> Rows from a dataset:
■ ■ ■ ■
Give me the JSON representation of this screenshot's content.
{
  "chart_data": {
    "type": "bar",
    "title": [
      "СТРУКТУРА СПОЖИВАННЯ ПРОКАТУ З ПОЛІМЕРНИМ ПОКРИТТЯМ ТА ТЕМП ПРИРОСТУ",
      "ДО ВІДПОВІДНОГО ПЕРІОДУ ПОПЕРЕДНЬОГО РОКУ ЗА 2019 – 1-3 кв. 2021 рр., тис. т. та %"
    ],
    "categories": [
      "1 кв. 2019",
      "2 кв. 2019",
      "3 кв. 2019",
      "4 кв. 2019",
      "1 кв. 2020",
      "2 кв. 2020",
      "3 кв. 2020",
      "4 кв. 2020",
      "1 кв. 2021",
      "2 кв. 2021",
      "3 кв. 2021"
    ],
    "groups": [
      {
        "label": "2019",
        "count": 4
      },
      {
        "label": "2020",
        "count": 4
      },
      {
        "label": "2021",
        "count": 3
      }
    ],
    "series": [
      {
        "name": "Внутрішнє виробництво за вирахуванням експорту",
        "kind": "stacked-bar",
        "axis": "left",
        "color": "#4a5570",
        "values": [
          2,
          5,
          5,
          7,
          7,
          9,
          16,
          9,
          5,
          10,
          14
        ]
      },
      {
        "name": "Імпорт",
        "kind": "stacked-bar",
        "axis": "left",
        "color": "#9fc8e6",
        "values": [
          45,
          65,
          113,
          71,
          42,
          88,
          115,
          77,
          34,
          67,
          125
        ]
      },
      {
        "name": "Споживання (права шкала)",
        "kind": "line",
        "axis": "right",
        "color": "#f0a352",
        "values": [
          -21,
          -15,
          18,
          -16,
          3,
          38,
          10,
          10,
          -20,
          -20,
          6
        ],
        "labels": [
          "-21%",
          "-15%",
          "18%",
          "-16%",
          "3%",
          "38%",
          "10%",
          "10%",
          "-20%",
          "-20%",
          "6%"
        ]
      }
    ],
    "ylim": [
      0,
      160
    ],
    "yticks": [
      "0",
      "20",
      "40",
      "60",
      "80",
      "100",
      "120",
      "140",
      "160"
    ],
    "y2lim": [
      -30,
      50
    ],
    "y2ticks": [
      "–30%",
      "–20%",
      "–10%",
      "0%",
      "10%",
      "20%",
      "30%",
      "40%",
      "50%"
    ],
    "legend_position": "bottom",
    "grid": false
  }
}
■ ■ ■ ■
> Task objective: Repeat every record, exactly as written.

> Solution to the exercise:
Give me the JSON representation of this screenshot's content.
{
  "chart_data": {
    "type": "bar",
    "title": [
      "СТРУКТУРА СПОЖИВАННЯ ПРОКАТУ З ПОЛІМЕРНИМ ПОКРИТТЯМ ТА ТЕМП ПРИРОСТУ",
      "ДО ВІДПОВІДНОГО ПЕРІОДУ ПОПЕРЕДНЬОГО РОКУ ЗА 2019 – 1-3 кв. 2021 рр., тис. т. та %"
    ],
    "categories": [
      "1 кв. 2019",
      "2 кв. 2019",
      "3 кв. 2019",
      "4 кв. 2019",
      "1 кв. 2020",
      "2 кв. 2020",
      "3 кв. 2020",
      "4 кв. 2020",
      "1 кв. 2021",
      "2 кв. 2021",
      "3 кв. 2021"
    ],
    "groups": [
      {
        "label": "2019",
        "count": 4
      },
      {
        "label": "2020",
        "count": 4
      },
      {
        "label": "2021",
        "count": 3
      }
    ],
    "series": [
      {
        "name": "Внутрішнє виробництво за вирахуванням експорту",
        "kind": "stacked-bar",
        "axis": "left",
        "color": "#4a5570",
        "values": [
          2,
          5,
          5,
          7,
          7,
          9,
          16,
          9,
          5,
          10,
          14
        ]
      },
      {
        "name": "Імпорт",
        "kind": "stacked-bar",
        "axis": "left",
        "color": "#9fc8e6",
        "values": [
          45,
          65,
          113,
          71,
          42,
          88,
          115,
          77,
          34,
          67,
          125
        ]
      },
      {
        "name": "Споживання (права шкала)",
        "kind": "line",
        "axis": "right",
        "color": "#f0a352",
        "values": [
          -21,
          -15,
          18,
          -16,
          3,
          38,
          10,
          10,
          -20,
          -20,
          6
        ],
        "labels": [
          "-21%",
          "-15%",
          "18%",
          "-16%",
          "3%",
          "38%",
          "10%",
          "10%",
          "-20%",
          "-20%",
          "6%"
        ]
      }
    ],
    "ylim": [
      0,
      160
    ],
    "yticks": [
      "0",
      "20",
      "40",
      "60",
      "80",
      "100",
      "120",
      "140",
      "160"
    ],
    "y2lim": [
      -30,
      50
    ],
    "y2ticks": [
      "–30%",
      "–20%",
      "–10%",
      "0%",
      "10%",
      "20%",
      "30%",
      "40%",
      "50%"
    ],
    "legend_position": "bottom",
    "grid": false
  }
}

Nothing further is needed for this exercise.